··· PROVIDED ENTRIES ···

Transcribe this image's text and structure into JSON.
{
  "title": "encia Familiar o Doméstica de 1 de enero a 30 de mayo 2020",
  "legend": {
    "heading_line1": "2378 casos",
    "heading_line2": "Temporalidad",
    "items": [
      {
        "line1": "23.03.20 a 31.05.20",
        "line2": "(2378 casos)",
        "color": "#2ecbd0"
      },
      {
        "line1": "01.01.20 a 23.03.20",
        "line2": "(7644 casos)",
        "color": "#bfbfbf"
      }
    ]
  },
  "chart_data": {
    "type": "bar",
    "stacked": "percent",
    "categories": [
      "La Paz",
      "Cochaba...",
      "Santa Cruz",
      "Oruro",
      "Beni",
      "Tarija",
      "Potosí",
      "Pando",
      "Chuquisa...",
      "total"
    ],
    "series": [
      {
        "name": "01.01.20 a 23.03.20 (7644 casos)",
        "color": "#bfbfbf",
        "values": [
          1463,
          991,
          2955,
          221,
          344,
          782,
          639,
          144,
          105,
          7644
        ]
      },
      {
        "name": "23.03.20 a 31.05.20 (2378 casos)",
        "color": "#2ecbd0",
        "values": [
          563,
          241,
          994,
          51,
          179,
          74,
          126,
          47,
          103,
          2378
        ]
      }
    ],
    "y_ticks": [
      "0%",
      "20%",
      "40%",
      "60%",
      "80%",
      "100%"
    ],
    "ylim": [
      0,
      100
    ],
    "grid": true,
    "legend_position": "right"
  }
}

···

EXERCISE PROMPT - Set down all of the records shown above once more, exactly.

COMPLETED EXERCISE -
Transcribe this image's text and structure into JSON.
{
  "title": "encia Familiar o Doméstica de 1 de enero a 30 de mayo 2020",
  "legend": {
    "heading_line1": "2378 casos",
    "heading_line2": "Temporalidad",
    "items": [
      {
        "line1": "23.03.20 a 31.05.20",
        "line2": "(2378 casos)",
        "color": "#2ecbd0"
      },
      {
        "line1": "01.01.20 a 23.03.20",
        "line2": "(7644 casos)",
        "color": "#bfbfbf"
      }
    ]
  },
  "chart_data": {
    "type": "bar",
    "stacked": "percent",
    "categories": [
      "La Paz",
      "Cochaba...",
      "Santa Cruz",
      "Oruro",
      "Beni",
      "Tarija",
      "Potosí",
      "Pando",
      "Chuquisa...",
      "total"
    ],
    "series": [
      {
        "name": "01.01.20 a 23.03.20 (7644 casos)",
        "color": "#bfbfbf",
        "values": [
          1463,
          991,
          2955,
          221,
          344,
          782,
          639,
          144,
          105,
          7644
        ]
      },
      {
        "name": "23.03.20 a 31.05.20 (2378 casos)",
        "color": "#2ecbd0",
        "values": [
          563,
          241,
          994,
          51,
          179,
          74,
          126,
          47,
          103,
          2378
        ]
      }
    ],
    "y_ticks": [
      "0%",
      "20%",
      "40%",
      "60%",
      "80%",
      "100%"
    ],
    "ylim": [
      0,
      100
    ],
    "grid": true,
    "legend_position": "right"
  }
}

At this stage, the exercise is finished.